本発明は、画像の耐ガス性試験方法、及びこれを利用して設計した耐ガス性に優れるインクセットに関し、更に詳しくは、環境ガスに対して敏感なインクジェット画像及び銀塩写真画像等の画像における耐ガス性を、実際の環境下における画像の耐ガス性と相関よく評価することができる耐ガス性試験方法に関する。
近年、インクジェットプリンターは性能の向上に伴い、その用途を様々な分野に広げている。写真プリントもその1つであり、そのスピードと高画質は従来の銀塩写真と遜色ないレベルにまできた。一方、保存等している間に、一般に存在する環境因子(例えば、ガス、光、熱、水等)によって画像が退色を起こす画像堅牢性においては、インクジェット分野に限らず、銀塩写真分野においても課題が残されている。

|---|

作業内容 => 上に示した画像の耐ガス性試験方法に関する抜粋を、最後の文のあとから書き進めてください。

[画像領域の注釈]
|---|

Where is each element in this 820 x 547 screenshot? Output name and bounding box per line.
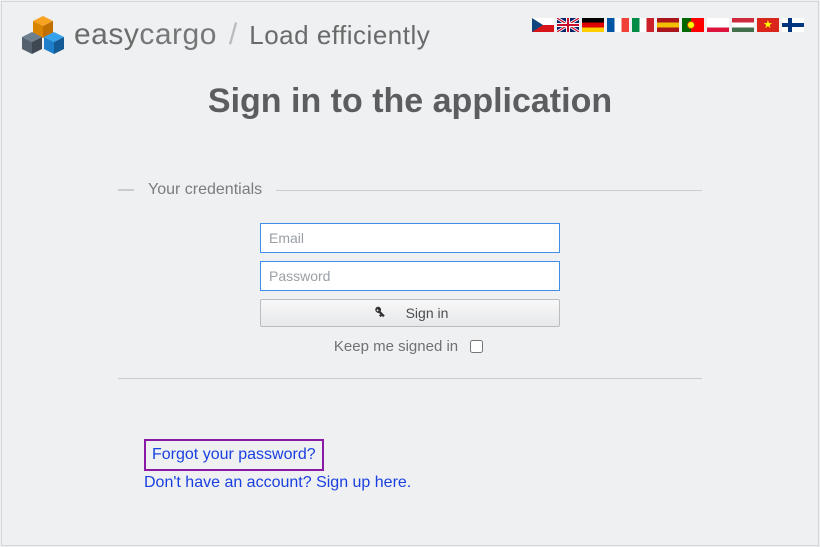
flag-hungary[interactable]: [732, 18, 754, 32]
flag-uk[interactable]: [557, 18, 579, 32]
keep-signed-label: Keep me signed in: [334, 338, 458, 355]
flag-spain[interactable]: [657, 18, 679, 32]
language-flags: ★: [532, 18, 804, 32]
brand-cargo: cargo: [139, 18, 217, 51]
flag-italy[interactable]: [632, 18, 654, 32]
cubes-icon: [20, 14, 66, 56]
flag-portugal[interactable]: [682, 18, 704, 32]
keep-signed-checkbox[interactable]: [470, 340, 483, 353]
signin-button[interactable]: Sign in: [260, 299, 560, 327]
login-form: Sign in Keep me signed in: [260, 223, 560, 356]
legend-text: Your credentials: [148, 181, 262, 199]
divider: [118, 378, 702, 379]
flag-finland[interactable]: [782, 18, 804, 32]
brand-name: easycargo: [74, 18, 217, 52]
legend-line: [276, 190, 702, 191]
brand-easy: easy: [74, 18, 139, 51]
page-title: Sign in to the application: [2, 82, 818, 121]
key-icon: [369, 303, 389, 323]
legend: Your credentials: [118, 181, 702, 199]
flag-czech[interactable]: [532, 18, 554, 32]
flag-france[interactable]: [607, 18, 629, 32]
flag-germany[interactable]: [582, 18, 604, 32]
logo: easycargo: [20, 14, 217, 56]
flag-poland[interactable]: [707, 18, 729, 32]
forgot-password-link[interactable]: Forgot your password?: [144, 439, 324, 471]
flag-vietnam[interactable]: ★: [757, 18, 779, 32]
password-field[interactable]: [260, 261, 560, 291]
main-content: Your credentials Sign in Keep me signed …: [118, 181, 702, 495]
legend-dash: [118, 189, 134, 191]
signup-link[interactable]: Don't have an account? Sign up here.: [144, 471, 411, 495]
header: easycargo / Load efficiently: [2, 2, 818, 64]
separator: /: [229, 18, 237, 52]
links: Forgot your password? Don't have an acco…: [118, 439, 702, 495]
tagline: Load efficiently: [249, 20, 430, 51]
signin-label: Sign in: [406, 305, 449, 321]
keep-signed-row: Keep me signed in: [260, 337, 560, 356]
email-field[interactable]: [260, 223, 560, 253]
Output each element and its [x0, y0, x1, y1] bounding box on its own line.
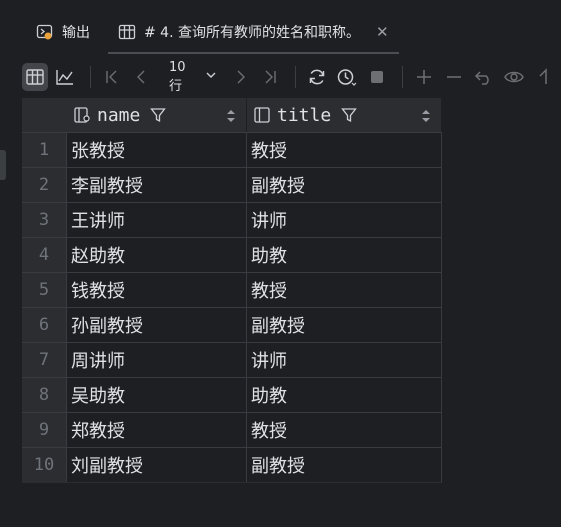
toolbar-separator — [295, 66, 296, 88]
table-row[interactable]: 2 李副教授 副教授 — [22, 167, 442, 202]
page-size-select[interactable]: 10 行 — [163, 60, 223, 94]
column-icon — [253, 106, 271, 124]
column-header-name[interactable]: name — [67, 98, 247, 132]
cell-title[interactable]: 教授 — [247, 133, 442, 167]
cell-title[interactable]: 副教授 — [247, 448, 442, 482]
cell-title[interactable]: 讲师 — [247, 203, 442, 237]
cell-name[interactable]: 王讲师 — [67, 203, 247, 237]
undo-icon — [474, 71, 489, 85]
result-toolbar: 10 行 — [22, 58, 561, 96]
eye-icon — [504, 71, 524, 83]
cell-name[interactable]: 周讲师 — [67, 343, 247, 377]
stop-button[interactable] — [364, 63, 390, 91]
chevron-right-icon — [237, 70, 245, 84]
revert-button[interactable] — [471, 63, 497, 91]
table-row[interactable]: 8 吴助教 助教 — [22, 377, 442, 412]
data-editor-window: 输出 # 4. 查询所有教师的姓名和职称。 ✕ 10 行 name title … — [0, 0, 561, 527]
close-icon[interactable]: ✕ — [376, 23, 389, 41]
gutter-scroll-marker[interactable] — [0, 150, 6, 180]
chart-view-button[interactable] — [52, 63, 78, 91]
chevron-down-icon — [205, 69, 217, 85]
table-row[interactable]: 6 孙副教授 副教授 — [22, 307, 442, 342]
cell-title[interactable]: 副教授 — [247, 168, 442, 202]
cell-name[interactable]: 李副教授 — [67, 168, 247, 202]
row-number[interactable]: 6 — [22, 308, 67, 342]
next-page-button[interactable] — [227, 63, 253, 91]
column-header-title[interactable]: title — [247, 98, 442, 132]
output-icon — [36, 23, 54, 41]
filter-icon[interactable] — [150, 107, 167, 123]
delete-row-button[interactable] — [441, 63, 467, 91]
table-row[interactable]: 7 周讲师 讲师 — [22, 342, 442, 377]
cell-name[interactable]: 郑教授 — [67, 413, 247, 447]
cell-title[interactable]: 助教 — [247, 378, 442, 412]
chart-icon — [56, 70, 74, 85]
submit-button[interactable] — [531, 63, 557, 91]
plus-icon — [416, 70, 431, 84]
cell-name[interactable]: 刘副教授 — [67, 448, 247, 482]
cell-name[interactable]: 吴助教 — [67, 378, 247, 412]
table-row[interactable]: 9 郑教授 教授 — [22, 412, 442, 447]
cell-name[interactable]: 钱教授 — [67, 273, 247, 307]
cell-name[interactable]: 赵助教 — [67, 238, 247, 272]
tab-query-result[interactable]: # 4. 查询所有教师的姓名和职称。 ✕ — [104, 10, 403, 54]
left-gutter — [0, 0, 22, 527]
table-view-button[interactable] — [22, 63, 49, 91]
add-row-button[interactable] — [411, 63, 437, 91]
tab-output-label: 输出 — [62, 25, 90, 41]
row-number[interactable]: 3 — [22, 203, 67, 237]
minus-icon — [446, 76, 461, 78]
clock-icon — [337, 69, 357, 86]
tab-query-result-label: # 4. 查询所有教师的姓名和职称。 — [144, 25, 360, 41]
history-button[interactable] — [334, 63, 360, 91]
first-page-button[interactable] — [99, 63, 125, 91]
tab-output[interactable]: 输出 — [22, 10, 104, 54]
last-page-button[interactable] — [257, 63, 283, 91]
page-size-value: 10 行 — [168, 60, 186, 94]
row-number[interactable]: 10 — [22, 448, 67, 482]
toolbar-separator — [402, 66, 403, 88]
refresh-button[interactable] — [304, 63, 330, 91]
previous-page-button[interactable] — [129, 63, 155, 91]
preview-button[interactable] — [501, 63, 527, 91]
table-row[interactable]: 10 刘副教授 副教授 — [22, 447, 442, 482]
refresh-icon — [309, 69, 325, 85]
arrow-up-icon — [539, 68, 547, 84]
row-number[interactable]: 7 — [22, 343, 67, 377]
row-number[interactable]: 5 — [22, 273, 67, 307]
table-row[interactable]: 4 赵助教 助教 — [22, 237, 442, 272]
chevron-left-icon — [136, 70, 145, 84]
table-row[interactable]: 1 张教授 教授 — [22, 132, 442, 167]
row-number-header[interactable] — [22, 98, 67, 132]
row-number[interactable]: 4 — [22, 238, 67, 272]
table-icon — [118, 23, 136, 41]
toolbar-separator — [90, 66, 91, 88]
table-row[interactable]: 5 钱教授 教授 — [22, 272, 442, 307]
column-key-icon — [73, 106, 91, 124]
cell-name[interactable]: 孙副教授 — [67, 308, 247, 342]
cell-name[interactable]: 张教授 — [67, 133, 247, 167]
row-number[interactable]: 9 — [22, 413, 67, 447]
cell-title[interactable]: 教授 — [247, 273, 442, 307]
column-header-label: name — [97, 104, 141, 126]
filter-icon[interactable] — [341, 107, 358, 123]
sort-icon[interactable] — [226, 108, 236, 127]
first-page-icon — [106, 70, 117, 84]
row-number[interactable]: 2 — [22, 168, 67, 202]
cell-title[interactable]: 副教授 — [247, 308, 442, 342]
table-row[interactable]: 3 王讲师 讲师 — [22, 202, 442, 237]
column-header-label: title — [277, 104, 332, 126]
tab-bar: 输出 # 4. 查询所有教师的姓名和职称。 ✕ — [22, 10, 561, 54]
grid-view-icon — [26, 69, 44, 85]
last-page-icon — [265, 70, 276, 84]
sort-icon[interactable] — [421, 108, 431, 127]
row-number[interactable]: 1 — [22, 133, 67, 167]
cell-title[interactable]: 讲师 — [247, 343, 442, 377]
row-number[interactable]: 8 — [22, 378, 67, 412]
stop-icon — [370, 71, 383, 83]
cell-title[interactable]: 教授 — [247, 413, 442, 447]
cell-title[interactable]: 助教 — [247, 238, 442, 272]
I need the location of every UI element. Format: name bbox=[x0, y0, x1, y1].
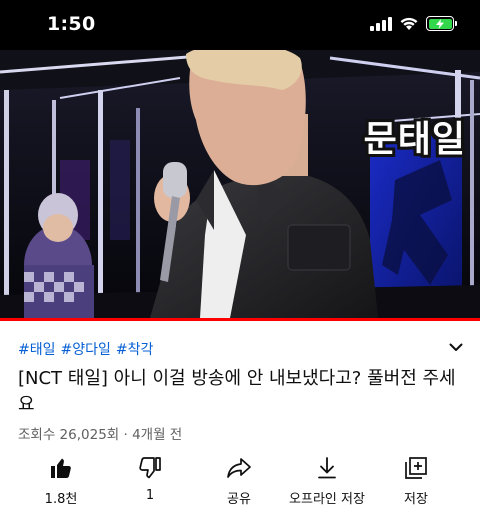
download-icon bbox=[318, 457, 336, 479]
video-title: [NCT 태일] 아니 이걸 방송에 안 내보냈다고? 풀버전 주세요 bbox=[18, 368, 456, 415]
expand-description-button[interactable] bbox=[444, 335, 468, 359]
thumbs-up-filled-icon bbox=[51, 458, 71, 478]
share-icon bbox=[227, 458, 251, 478]
share-button[interactable]: 공유 bbox=[189, 454, 289, 507]
video-progress-fill bbox=[0, 318, 480, 321]
save-to-playlist-button[interactable]: 저장 bbox=[366, 454, 466, 507]
video-frame bbox=[0, 50, 480, 318]
status-bar: 1:50 bbox=[0, 0, 480, 50]
action-bar: 1.8천 1 공유 오프라인 저장 저장 bbox=[0, 454, 480, 510]
download-label: 오프라인 저장 bbox=[289, 492, 365, 507]
video-player[interactable]: 문태일 bbox=[0, 50, 480, 318]
status-time: 1:50 bbox=[47, 13, 96, 35]
video-meta: 조회수 26,025회 · 4개월 전 bbox=[18, 427, 183, 443]
add-to-playlist-icon bbox=[405, 457, 427, 479]
like-button[interactable]: 1.8천 bbox=[11, 454, 111, 507]
thumbs-down-icon bbox=[139, 457, 161, 479]
cellular-signal-icon bbox=[370, 16, 392, 31]
status-icons bbox=[370, 16, 457, 31]
like-count: 1.8천 bbox=[44, 492, 78, 507]
video-caption-overlay: 문태일 bbox=[363, 119, 466, 160]
hashtag-link[interactable]: #태일 bbox=[18, 339, 56, 359]
save-label: 저장 bbox=[404, 492, 428, 507]
download-button[interactable]: 오프라인 저장 bbox=[277, 454, 377, 507]
hashtag-link[interactable]: #양다일 bbox=[61, 339, 111, 359]
dislike-button[interactable]: 1 bbox=[100, 454, 200, 503]
battery-level bbox=[428, 18, 452, 29]
dislike-count: 1 bbox=[145, 488, 155, 503]
battery-icon bbox=[426, 16, 457, 31]
chevron-down-icon bbox=[449, 343, 463, 351]
hashtag-link[interactable]: #착각 bbox=[116, 339, 154, 359]
charging-bolt-icon bbox=[436, 18, 444, 29]
share-label: 공유 bbox=[227, 492, 251, 507]
wifi-icon bbox=[400, 17, 418, 30]
hashtag-list: #태일 #양다일 #착각 bbox=[18, 339, 153, 359]
video-progress-bar[interactable] bbox=[0, 318, 480, 321]
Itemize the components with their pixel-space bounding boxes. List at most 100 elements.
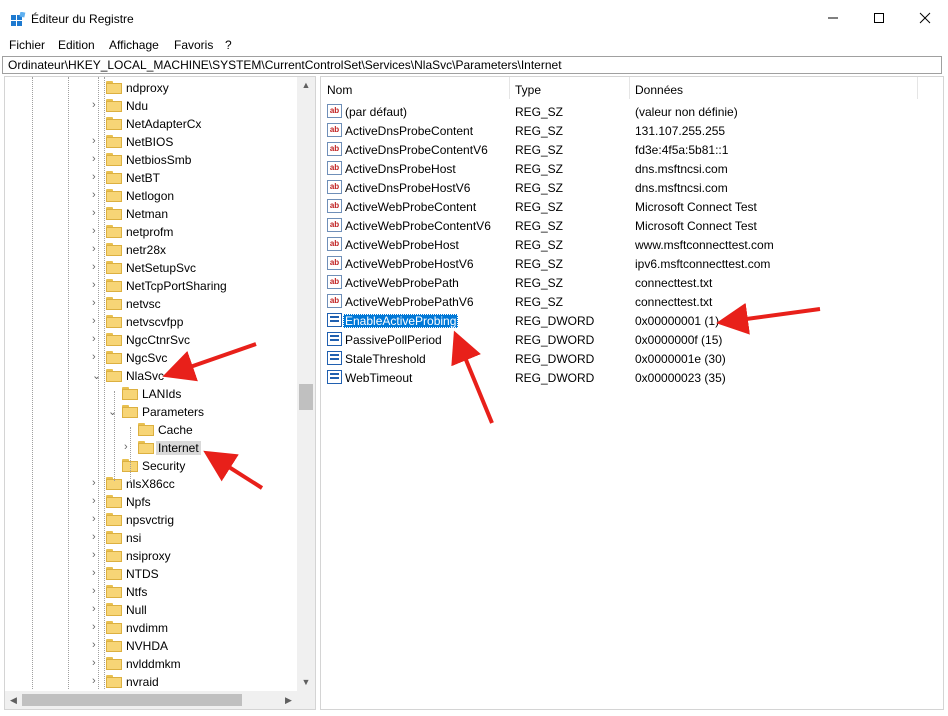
- value-row[interactable]: ab ActiveDnsProbeContent REG_SZ 131.107.255…: [321, 121, 941, 140]
- chevron-down-icon[interactable]: ⌄: [92, 369, 102, 383]
- value-row[interactable]: ab ActiveWebProbePathV6 REG_SZ connecttest.…: [321, 292, 941, 311]
- chevron-right-icon[interactable]: ›: [92, 297, 102, 311]
- chevron-right-icon[interactable]: ›: [92, 261, 102, 275]
- chevron-right-icon[interactable]: ›: [92, 315, 102, 329]
- tree-vertical-scrollbar[interactable]: ▲ ▼: [297, 77, 315, 691]
- minimize-button[interactable]: [810, 0, 856, 36]
- chevron-down-icon[interactable]: ⌄: [108, 405, 118, 419]
- chevron-right-icon[interactable]: ›: [92, 513, 102, 527]
- chevron-right-icon[interactable]: ›: [92, 495, 102, 509]
- value-row[interactable]: EnableActiveProbing REG_DWORD 0x00000001 (…: [321, 311, 941, 330]
- tree-node[interactable]: › NgcCtnrSvc: [5, 331, 295, 349]
- value-row[interactable]: ab ActiveWebProbeContent REG_SZ Microsoft C…: [321, 197, 941, 216]
- tree-node[interactable]: › Netlogon: [5, 187, 295, 205]
- tree-node[interactable]: › netvscvfpp: [5, 313, 295, 331]
- value-row[interactable]: ab ActiveDnsProbeHostV6 REG_SZ dns.msftncsi…: [321, 178, 941, 197]
- chevron-right-icon[interactable]: ›: [92, 135, 102, 149]
- chevron-right-icon[interactable]: ›: [92, 477, 102, 491]
- menu-fichier[interactable]: Fichier: [9, 38, 45, 52]
- tree-node[interactable]: ⌄ NlaSvc: [5, 367, 295, 385]
- chevron-right-icon[interactable]: ›: [92, 153, 102, 167]
- maximize-button[interactable]: [856, 0, 902, 36]
- tree-node[interactable]: › NgcSvc: [5, 349, 295, 367]
- tree-node[interactable]: Cache: [5, 421, 295, 439]
- tree-node[interactable]: LANIds: [5, 385, 295, 403]
- menu-help[interactable]: ?: [225, 38, 232, 52]
- chevron-right-icon[interactable]: ›: [92, 279, 102, 293]
- scroll-left-icon[interactable]: ◀: [5, 691, 22, 709]
- tree-node[interactable]: › NetbiosSmb: [5, 151, 295, 169]
- address-bar[interactable]: Ordinateur\HKEY_LOCAL_MACHINE\SYSTEM\Cur…: [2, 56, 942, 74]
- tree-node[interactable]: ⌄ Parameters: [5, 403, 295, 421]
- tree-node[interactable]: › netr28x: [5, 241, 295, 259]
- scroll-thumb-horizontal[interactable]: [22, 694, 242, 706]
- chevron-right-icon[interactable]: ›: [92, 549, 102, 563]
- column-header-type[interactable]: Type: [509, 77, 629, 99]
- column-divider[interactable]: [917, 77, 918, 99]
- chevron-right-icon[interactable]: ›: [92, 585, 102, 599]
- tree-node[interactable]: › nlsX86cc: [5, 475, 295, 493]
- tree-horizontal-scrollbar[interactable]: ◀ ▶: [5, 691, 297, 709]
- tree-node[interactable]: › netprofm: [5, 223, 295, 241]
- value-row[interactable]: ab ActiveWebProbeContentV6 REG_SZ Microsoft…: [321, 216, 941, 235]
- chevron-right-icon[interactable]: ›: [92, 675, 102, 689]
- key-tree-pane[interactable]: ndproxy › Ndu NetAdapterCx › NetBIOS › NetbiosS…: [4, 76, 316, 710]
- tree-node[interactable]: › Internet: [5, 439, 295, 457]
- chevron-right-icon[interactable]: ›: [92, 621, 102, 635]
- tree-node[interactable]: ndproxy: [5, 79, 295, 97]
- chevron-right-icon[interactable]: ›: [92, 225, 102, 239]
- value-row[interactable]: StaleThreshold REG_DWORD 0x0000001e (30): [321, 349, 941, 368]
- column-header-data[interactable]: Données: [629, 77, 919, 99]
- chevron-right-icon[interactable]: ›: [124, 441, 134, 455]
- scroll-up-icon[interactable]: ▲: [297, 77, 315, 94]
- chevron-right-icon[interactable]: ›: [92, 333, 102, 347]
- close-button[interactable]: [902, 0, 948, 36]
- value-row[interactable]: PassivePollPeriod REG_DWORD 0x0000000f (15…: [321, 330, 941, 349]
- tree-node[interactable]: › Npfs: [5, 493, 295, 511]
- chevron-right-icon[interactable]: ›: [92, 243, 102, 257]
- tree-node[interactable]: › nvlddmkm: [5, 655, 295, 673]
- tree-node[interactable]: › Null: [5, 601, 295, 619]
- scroll-right-icon[interactable]: ▶: [280, 691, 297, 709]
- value-row[interactable]: WebTimeout REG_DWORD 0x00000023 (35): [321, 368, 941, 387]
- chevron-right-icon[interactable]: ›: [92, 531, 102, 545]
- value-row[interactable]: ab ActiveWebProbeHostV6 REG_SZ ipv6.msftcon…: [321, 254, 941, 273]
- menu-favoris[interactable]: Favoris: [174, 38, 213, 52]
- value-row[interactable]: ab ActiveWebProbeHost REG_SZ www.msftconnec…: [321, 235, 941, 254]
- scroll-thumb[interactable]: [299, 384, 313, 410]
- chevron-right-icon[interactable]: ›: [92, 603, 102, 617]
- value-row[interactable]: ab ActiveWebProbePath REG_SZ connecttest.tx…: [321, 273, 941, 292]
- tree-node[interactable]: › Ndu: [5, 97, 295, 115]
- tree-node[interactable]: › NetTcpPortSharing: [5, 277, 295, 295]
- chevron-right-icon[interactable]: ›: [92, 171, 102, 185]
- value-row[interactable]: ab ActiveDnsProbeContentV6 REG_SZ fd3e:4f5a…: [321, 140, 941, 159]
- tree-node[interactable]: › Ntfs: [5, 583, 295, 601]
- chevron-right-icon[interactable]: ›: [92, 639, 102, 653]
- chevron-right-icon[interactable]: ›: [92, 657, 102, 671]
- chevron-right-icon[interactable]: ›: [92, 351, 102, 365]
- tree-node[interactable]: NetAdapterCx: [5, 115, 295, 133]
- tree-node[interactable]: › NetBIOS: [5, 133, 295, 151]
- tree-node[interactable]: › Netman: [5, 205, 295, 223]
- tree-node[interactable]: › NetSetupSvc: [5, 259, 295, 277]
- tree-node[interactable]: › nvdimm: [5, 619, 295, 637]
- chevron-right-icon[interactable]: ›: [92, 207, 102, 221]
- chevron-right-icon[interactable]: ›: [92, 567, 102, 581]
- tree-node[interactable]: › nsiproxy: [5, 547, 295, 565]
- tree-node[interactable]: › netvsc: [5, 295, 295, 313]
- menu-affichage[interactable]: Affichage: [109, 38, 159, 52]
- column-header-name[interactable]: Nom: [321, 77, 509, 99]
- tree-node[interactable]: › NVHDA: [5, 637, 295, 655]
- tree-node[interactable]: › nsi: [5, 529, 295, 547]
- tree-node[interactable]: › nvraid: [5, 673, 295, 691]
- tree-node[interactable]: Security: [5, 457, 295, 475]
- value-row[interactable]: ab (par défaut) REG_SZ (valeur non définie): [321, 102, 941, 121]
- values-list-pane[interactable]: Nom Type Données ab (par défaut) REG_SZ (va…: [320, 76, 944, 710]
- tree-node[interactable]: › npsvctrig: [5, 511, 295, 529]
- tree-node[interactable]: › NTDS: [5, 565, 295, 583]
- menu-edition[interactable]: Edition: [58, 38, 95, 52]
- chevron-right-icon[interactable]: ›: [92, 99, 102, 113]
- tree-node[interactable]: › NetBT: [5, 169, 295, 187]
- chevron-right-icon[interactable]: ›: [92, 189, 102, 203]
- value-row[interactable]: ab ActiveDnsProbeHost REG_SZ dns.msftncsi.c…: [321, 159, 941, 178]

|---|

解答例 =>
画像堅牢性を評価するにあたり現在ISO(国際標準化機構)において、インクジェット画像を含めたデジタル写真画像の堅牢性評価基準を規定すべく議論がなされている。議題項目としては、耐水性、耐湿性、耐ガス性、耐熱性(暗所保存)、室内耐光性、屋外耐候性、End Pointの新基準がある。その中で、耐ガス性の評価方法としてはオゾンテストが取り上げられており、数多くの報告がなされている。しかしながら、実環境にはオゾン以外にも様々なガス種が存在しており、これらのガスによる画像の耐ガス性への影響が懸念されるが、オゾン以外に実環境に存在するガスを組み合わせたテストは少ない。
オゾン以外に実環境に存在するガスを組み合わせたテストをしているものとしては、例えば、画像をオゾン及びオゾン以外の少なくとも一種のガスの混合ガス雰囲気に設置する工程、並びに該混合ガス雰囲気下の画像に所定の波長を有する光を所定の光量照射する工程を有することを特徴とする画像耐候性試験方法が開示されている(特許文献1参照)。
又、シリコーンオイル等の色材を溶解しない不揮発性の液体部分を有した記録物についての開示があり、この中で、混合ガスを用いた耐ガス性試験が行われている(特許文献2参照)。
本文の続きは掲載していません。